> **Problem to solve**: Copy every entry exactly as given, minus the images.

● ● ● ● ● ● ●

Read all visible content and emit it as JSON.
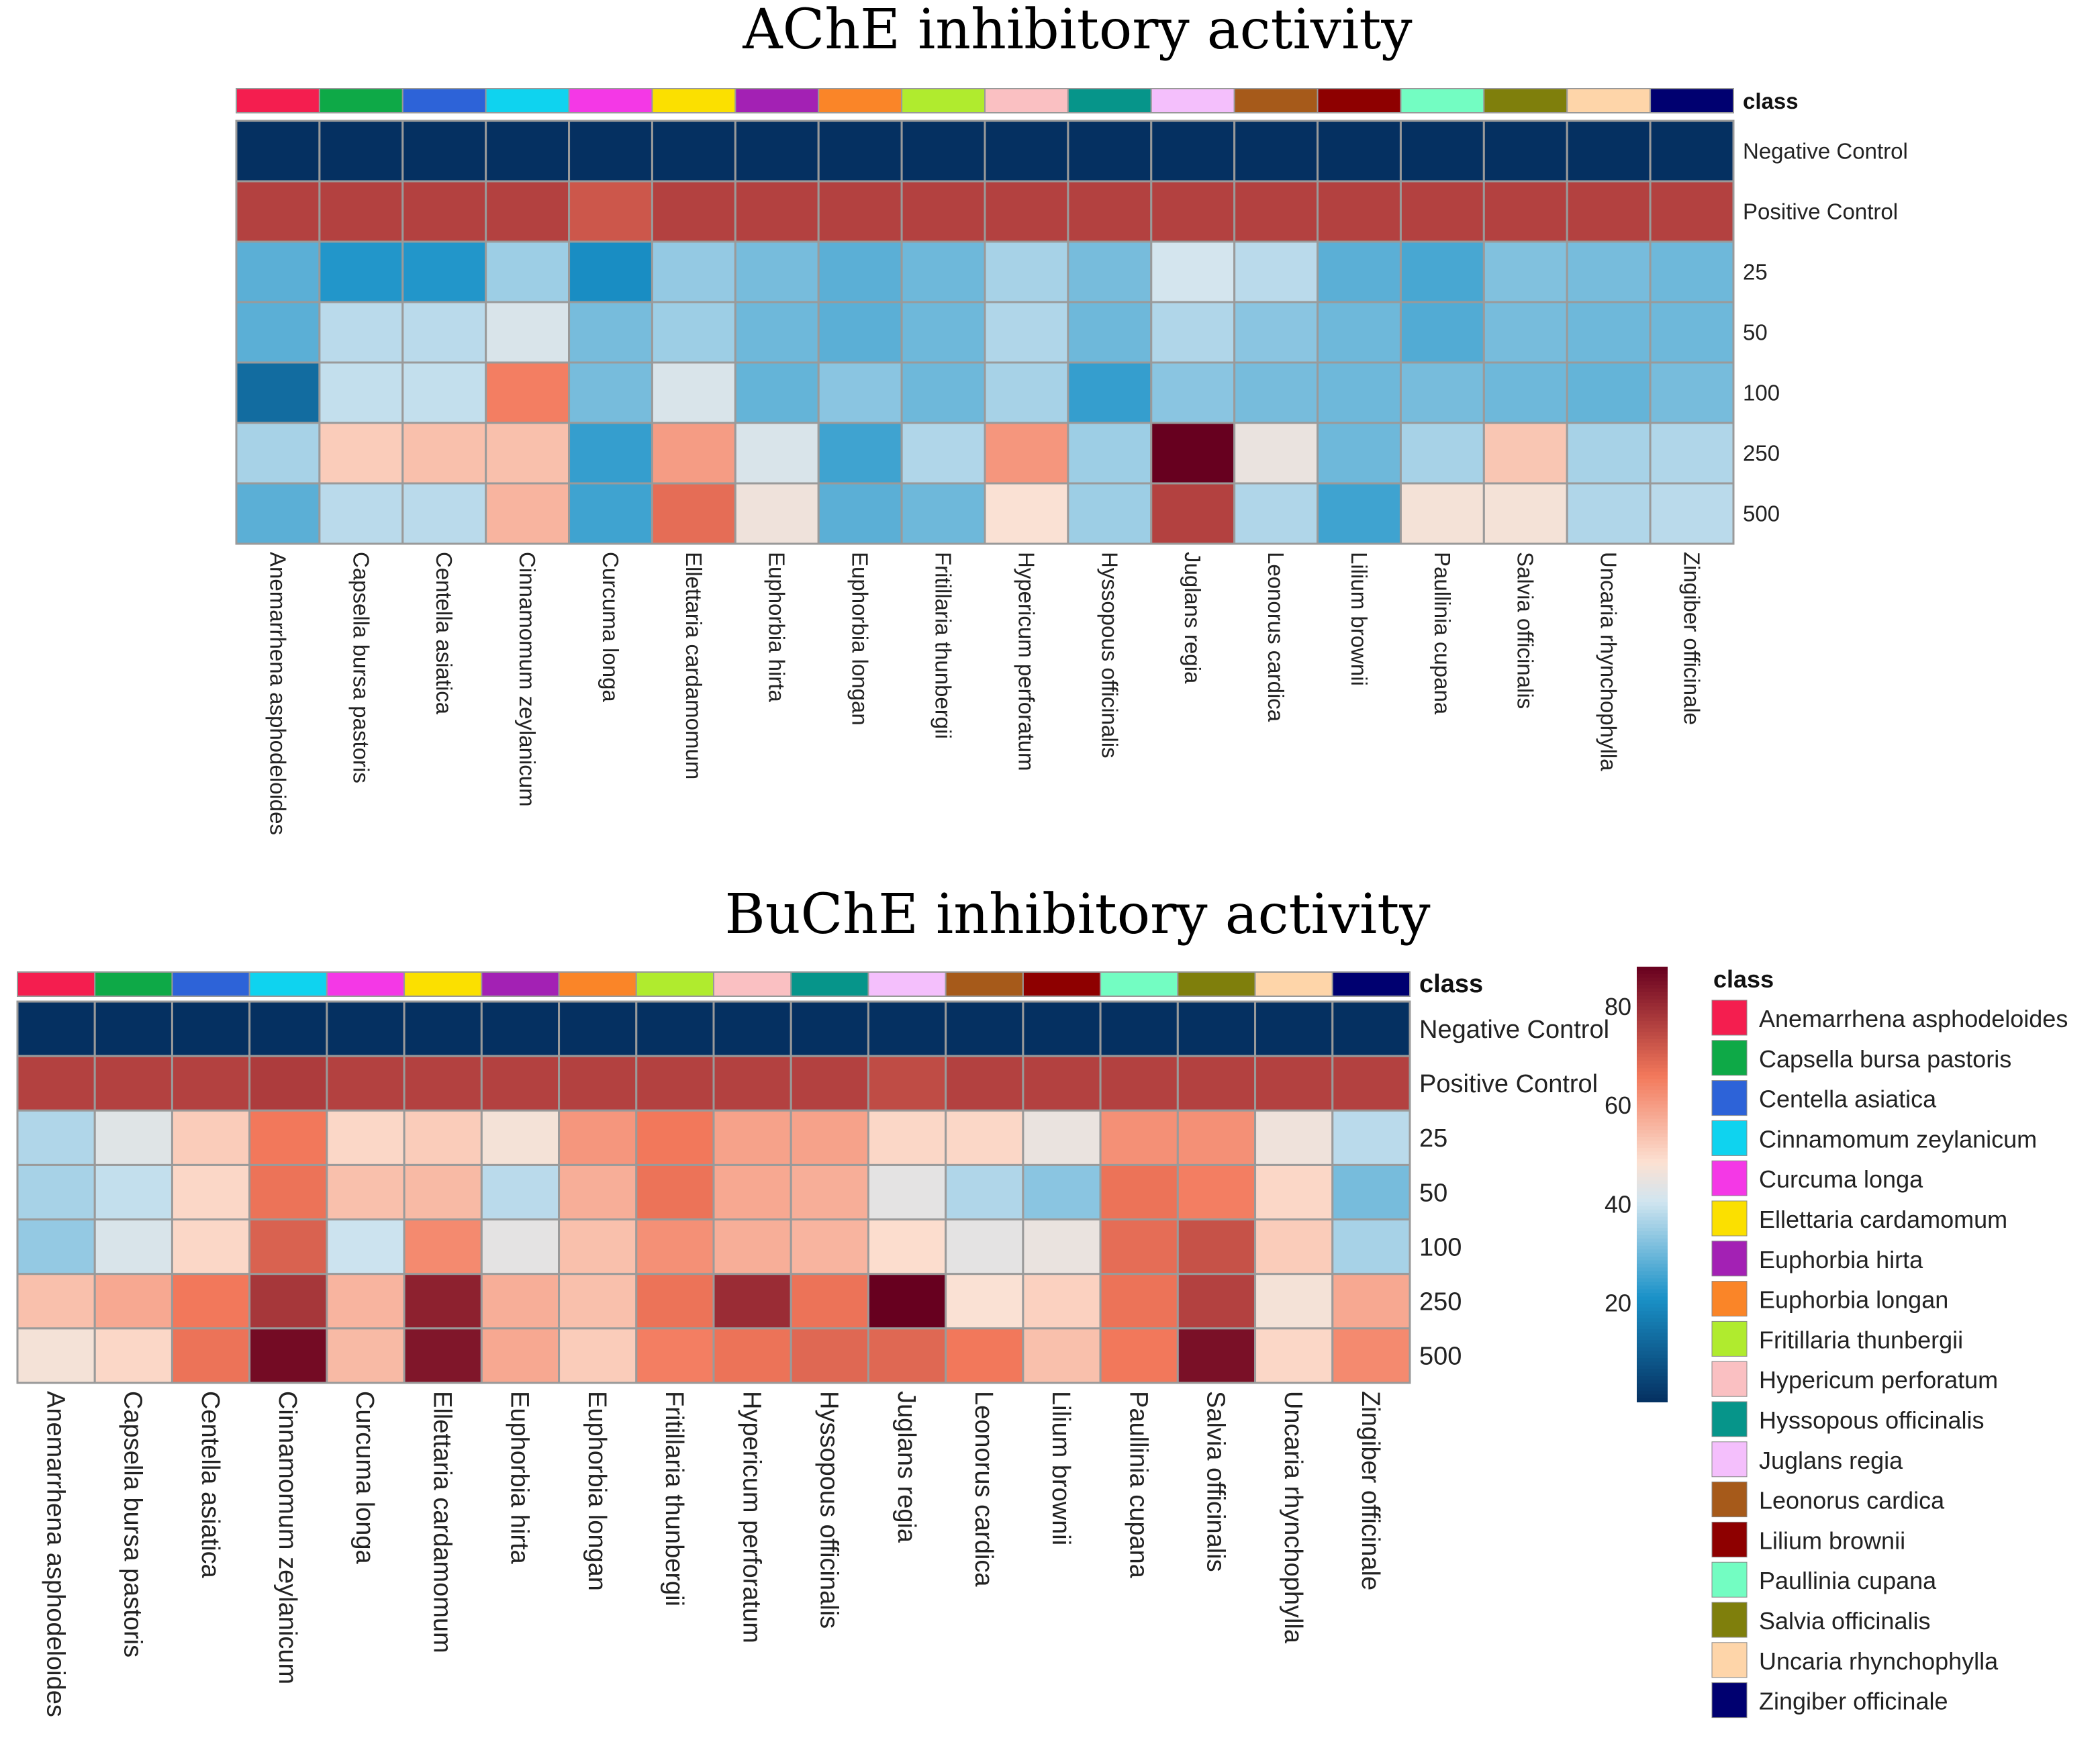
{
  "species": [
    "Anemarrhena asphodeloides",
    "Capsella bursa pastoris",
    "Centella asiatica",
    "Cinnamomum zeylanicum",
    "Curcuma longa",
    "Ellettaria cardamomum",
    "Euphorbia hirta",
    "Euphorbia longan",
    "Fritillaria thunbergii",
    "Hypericum perforatum",
    "Hyssopous officinalis",
    "Juglans regia",
    "Leonorus cardica",
    "Lilium brownii",
    "Paullinia cupana",
    "Salvia officinalis",
    "Uncaria rhynchophylla",
    "Zingiber officinale"
  ],
  "class_colors": [
    "#f41e4f",
    "#0ea947",
    "#2d63d8",
    "#0fd3ef",
    "#f438e6",
    "#fbe000",
    "#a321b4",
    "#fa8528",
    "#b0eb2e",
    "#fac0c2",
    "#06958a",
    "#f4bffc",
    "#a65a1a",
    "#8e0000",
    "#73fdc2",
    "#7f7f0c",
    "#fed5a9",
    "#000070"
  ],
  "colorscale": {
    "min": 0,
    "max": 88,
    "ticks": [
      20,
      40,
      60,
      80
    ],
    "stops": [
      [
        0,
        "#053061"
      ],
      [
        0.24,
        "#1a92c8"
      ],
      [
        0.46,
        "#d1e5f0"
      ],
      [
        0.55,
        "#fce1d2"
      ],
      [
        0.75,
        "#f2785b"
      ],
      [
        1,
        "#67001f"
      ]
    ]
  },
  "legend": {
    "title": "class"
  },
  "chart_data": [
    {
      "type": "heatmap",
      "title": "AChE inhibitory activity",
      "class_label": "class",
      "rows": [
        "Negative Control",
        "Positive Control",
        "25",
        "50",
        "100",
        "250",
        "500"
      ],
      "columns": [
        "Anemarrhena asphodeloides",
        "Capsella bursa pastoris",
        "Centella asiatica",
        "Cinnamomum zeylanicum",
        "Curcuma longa",
        "Ellettaria cardamomum",
        "Euphorbia hirta",
        "Euphorbia longan",
        "Fritillaria thunbergii",
        "Hypericum perforatum",
        "Hyssopous officinalis",
        "Juglans regia",
        "Leonorus cardica",
        "Lilium brownii",
        "Paullinia cupana",
        "Salvia officinalis",
        "Uncaria rhynchophylla",
        "Zingiber officinale"
      ],
      "values": [
        [
          0,
          0,
          0,
          0,
          0,
          0,
          0,
          0,
          0,
          0,
          0,
          0,
          0,
          0,
          0,
          0,
          0,
          0
        ],
        [
          76,
          76,
          76,
          76,
          72,
          76,
          76,
          76,
          76,
          76,
          76,
          76,
          76,
          76,
          76,
          76,
          76,
          76
        ],
        [
          28,
          22,
          22,
          35,
          20,
          34,
          31,
          28,
          30,
          36,
          31,
          41,
          38,
          28,
          26,
          32,
          31,
          30
        ],
        [
          28,
          38,
          38,
          42,
          31,
          35,
          30,
          28,
          30,
          37,
          30,
          37,
          33,
          30,
          27,
          31,
          30,
          30
        ],
        [
          13,
          39,
          39,
          65,
          31,
          42,
          29,
          33,
          30,
          36,
          24,
          33,
          31,
          30,
          31,
          30,
          29,
          31
        ],
        [
          36,
          52,
          54,
          54,
          24,
          60,
          42,
          25,
          37,
          61,
          35,
          88,
          45,
          30,
          36,
          53,
          36,
          37
        ],
        [
          28,
          38,
          38,
          56,
          25,
          68,
          46,
          28,
          30,
          48,
          35,
          76,
          37,
          25,
          47,
          47,
          37,
          38
        ]
      ]
    },
    {
      "type": "heatmap",
      "title": "BuChE inhibitory activity",
      "class_label": "class",
      "rows": [
        "Negative Control",
        "Positive Control",
        "25",
        "50",
        "100",
        "250",
        "500"
      ],
      "columns": [
        "Anemarrhena asphodeloides",
        "Capsella bursa pastoris",
        "Centella asiatica",
        "Cinnamomum zeylanicum",
        "Curcuma longa",
        "Ellettaria cardamomum",
        "Euphorbia hirta",
        "Euphorbia longan",
        "Fritillaria thunbergii",
        "Hypericum perforatum",
        "Hyssopous officinalis",
        "Juglans regia",
        "Leonorus cardica",
        "Lilium brownii",
        "Paullinia cupana",
        "Salvia officinalis",
        "Uncaria rhynchophylla",
        "Zingiber officinale"
      ],
      "values": [
        [
          0,
          0,
          0,
          0,
          0,
          0,
          0,
          0,
          0,
          0,
          0,
          0,
          0,
          0,
          0,
          0,
          0,
          0
        ],
        [
          76,
          76,
          76,
          77,
          76,
          76,
          76,
          76,
          76,
          76,
          76,
          74,
          76,
          76,
          76,
          76,
          76,
          76
        ],
        [
          37,
          43,
          52,
          66,
          50,
          52,
          47,
          61,
          66,
          59,
          59,
          50,
          50,
          45,
          62,
          62,
          46,
          38
        ],
        [
          36,
          39,
          50,
          67,
          54,
          55,
          38,
          57,
          67,
          58,
          57,
          44,
          37,
          33,
          67,
          65,
          50,
          31
        ],
        [
          34,
          42,
          50,
          70,
          40,
          63,
          44,
          54,
          62,
          57,
          56,
          49,
          44,
          45,
          68,
          73,
          52,
          36
        ],
        [
          54,
          58,
          66,
          78,
          56,
          82,
          57,
          54,
          67,
          80,
          67,
          88,
          48,
          51,
          67,
          76,
          47,
          58
        ],
        [
          47,
          50,
          67,
          86,
          55,
          84,
          58,
          52,
          65,
          67,
          69,
          69,
          66,
          54,
          66,
          85,
          50,
          63
        ]
      ]
    }
  ]
}
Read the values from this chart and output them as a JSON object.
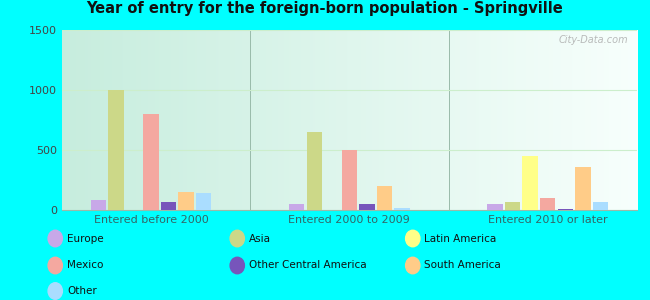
{
  "title": "Year of entry for the foreign-born population - Springville",
  "groups": [
    "Entered before 2000",
    "Entered 2000 to 2009",
    "Entered 2010 or later"
  ],
  "categories": [
    "Europe",
    "Asia",
    "Latin America",
    "Mexico",
    "Other Central America",
    "South America",
    "Other"
  ],
  "colors": [
    "#c8a8e8",
    "#ccd888",
    "#ffff88",
    "#f4a8a0",
    "#7755bb",
    "#ffcc88",
    "#aaddff"
  ],
  "values": [
    [
      80,
      1000,
      0,
      800,
      70,
      150,
      140
    ],
    [
      50,
      650,
      0,
      500,
      50,
      200,
      15
    ],
    [
      50,
      70,
      450,
      100,
      10,
      360,
      70
    ]
  ],
  "ylim": [
    0,
    1500
  ],
  "yticks": [
    0,
    500,
    1000,
    1500
  ],
  "outer_bg": "#00ffff",
  "plot_bg_left": "#c8eedd",
  "plot_bg_right": "#eeffee",
  "grid_color": "#cceecc",
  "watermark": "City-Data.com"
}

● ● ● ● ● ● ●

> **Finished task**:
Read all visible content and emit it as JSON.
{
  "species": [
    "Anemarrhena asphodeloides",
    "Capsella bursa pastoris",
    "Centella asiatica",
    "Cinnamomum zeylanicum",
    "Curcuma longa",
    "Ellettaria cardamomum",
    "Euphorbia hirta",
    "Euphorbia longan",
    "Fritillaria thunbergii",
    "Hypericum perforatum",
    "Hyssopous officinalis",
    "Juglans regia",
    "Leonorus cardica",
    "Lilium brownii",
    "Paullinia cupana",
    "Salvia officinalis",
    "Uncaria rhynchophylla",
    "Zingiber officinale"
  ],
  "class_colors": [
    "#f41e4f",
    "#0ea947",
    "#2d63d8",
    "#0fd3ef",
    "#f438e6",
    "#fbe000",
    "#a321b4",
    "#fa8528",
    "#b0eb2e",
    "#fac0c2",
    "#06958a",
    "#f4bffc",
    "#a65a1a",
    "#8e0000",
    "#73fdc2",
    "#7f7f0c",
    "#fed5a9",
    "#000070"
  ],
  "colorscale": {
    "min": 0,
    "max": 88,
    "ticks": [
      20,
      40,
      60,
      80
    ],
    "stops": [
      [
        0,
        "#053061"
      ],
      [
        0.24,
        "#1a92c8"
      ],
      [
        0.46,
        "#d1e5f0"
      ],
      [
        0.55,
        "#fce1d2"
      ],
      [
        0.75,
        "#f2785b"
      ],
      [
        1,
        "#67001f"
      ]
    ]
  },
  "legend": {
    "title": "class"
  },
  "chart_data": [
    {
      "type": "heatmap",
      "title": "AChE inhibitory activity",
      "class_label": "class",
      "rows": [
        "Negative Control",
        "Positive Control",
        "25",
        "50",
        "100",
        "250",
        "500"
      ],
      "columns": [
        "Anemarrhena asphodeloides",
        "Capsella bursa pastoris",
        "Centella asiatica",
        "Cinnamomum zeylanicum",
        "Curcuma longa",
        "Ellettaria cardamomum",
        "Euphorbia hirta",
        "Euphorbia longan",
        "Fritillaria thunbergii",
        "Hypericum perforatum",
        "Hyssopous officinalis",
        "Juglans regia",
        "Leonorus cardica",
        "Lilium brownii",
        "Paullinia cupana",
        "Salvia officinalis",
        "Uncaria rhynchophylla",
        "Zingiber officinale"
      ],
      "values": [
        [
          0,
          0,
          0,
          0,
          0,
          0,
          0,
          0,
          0,
          0,
          0,
          0,
          0,
          0,
          0,
          0,
          0,
          0
        ],
        [
          76,
          76,
          76,
          76,
          72,
          76,
          76,
          76,
          76,
          76,
          76,
          76,
          76,
          76,
          76,
          76,
          76,
          76
        ],
        [
          28,
          22,
          22,
          35,
          20,
          34,
          31,
          28,
          30,
          36,
          31,
          41,
          38,
          28,
          26,
          32,
          31,
          30
        ],
        [
          28,
          38,
          38,
          42,
          31,
          35,
          30,
          28,
          30,
          37,
          30,
          37,
          33,
          30,
          27,
          31,
          30,
          30
        ],
        [
          13,
          39,
          39,
          65,
          31,
          42,
          29,
          33,
          30,
          36,
          24,
          33,
          31,
          30,
          31,
          30,
          29,
          31
        ],
        [
          36,
          52,
          54,
          54,
          24,
          60,
          42,
          25,
          37,
          61,
          35,
          88,
          45,
          30,
          36,
          53,
          36,
          37
        ],
        [
          28,
          38,
          38,
          56,
          25,
          68,
          46,
          28,
          30,
          48,
          35,
          76,
          37,
          25,
          47,
          47,
          37,
          38
        ]
      ]
    },
    {
      "type": "heatmap",
      "title": "BuChE inhibitory activity",
      "class_label": "class",
      "rows": [
        "Negative Control",
        "Positive Control",
        "25",
        "50",
        "100",
        "250",
        "500"
      ],
      "columns": [
        "Anemarrhena asphodeloides",
        "Capsella bursa pastoris",
        "Centella asiatica",
        "Cinnamomum zeylanicum",
        "Curcuma longa",
        "Ellettaria cardamomum",
        "Euphorbia hirta",
        "Euphorbia longan",
        "Fritillaria thunbergii",
        "Hypericum perforatum",
        "Hyssopous officinalis",
        "Juglans regia",
        "Leonorus cardica",
        "Lilium brownii",
        "Paullinia cupana",
        "Salvia officinalis",
        "Uncaria rhynchophylla",
        "Zingiber officinale"
      ],
      "values": [
        [
          0,
          0,
          0,
          0,
          0,
          0,
          0,
          0,
          0,
          0,
          0,
          0,
          0,
          0,
          0,
          0,
          0,
          0
        ],
        [
          76,
          76,
          76,
          77,
          76,
          76,
          76,
          76,
          76,
          76,
          76,
          74,
          76,
          76,
          76,
          76,
          76,
          76
        ],
        [
          37,
          43,
          52,
          66,
          50,
          52,
          47,
          61,
          66,
          59,
          59,
          50,
          50,
          45,
          62,
          62,
          46,
          38
        ],
        [
          36,
          39,
          50,
          67,
          54,
          55,
          38,
          57,
          67,
          58,
          57,
          44,
          37,
          33,
          67,
          65,
          50,
          31
        ],
        [
          34,
          42,
          50,
          70,
          40,
          63,
          44,
          54,
          62,
          57,
          56,
          49,
          44,
          45,
          68,
          73,
          52,
          36
        ],
        [
          54,
          58,
          66,
          78,
          56,
          82,
          57,
          54,
          67,
          80,
          67,
          88,
          48,
          51,
          67,
          76,
          47,
          58
        ],
        [
          47,
          50,
          67,
          86,
          55,
          84,
          58,
          52,
          65,
          67,
          69,
          69,
          66,
          54,
          66,
          85,
          50,
          63
        ]
      ]
    }
  ]
}
Read the values from this chart and output them as a JSON object.
{
  "title": "Year of entry for the foreign-born population - Springville",
  "groups": [
    "Entered before 2000",
    "Entered 2000 to 2009",
    "Entered 2010 or later"
  ],
  "categories": [
    "Europe",
    "Asia",
    "Latin America",
    "Mexico",
    "Other Central America",
    "South America",
    "Other"
  ],
  "colors": [
    "#c8a8e8",
    "#ccd888",
    "#ffff88",
    "#f4a8a0",
    "#7755bb",
    "#ffcc88",
    "#aaddff"
  ],
  "values": [
    [
      80,
      1000,
      0,
      800,
      70,
      150,
      140
    ],
    [
      50,
      650,
      0,
      500,
      50,
      200,
      15
    ],
    [
      50,
      70,
      450,
      100,
      10,
      360,
      70
    ]
  ],
  "ylim": [
    0,
    1500
  ],
  "yticks": [
    0,
    500,
    1000,
    1500
  ],
  "outer_bg": "#00ffff",
  "plot_bg_left": "#c8eedd",
  "plot_bg_right": "#eeffee",
  "grid_color": "#cceecc",
  "watermark": "City-Data.com"
}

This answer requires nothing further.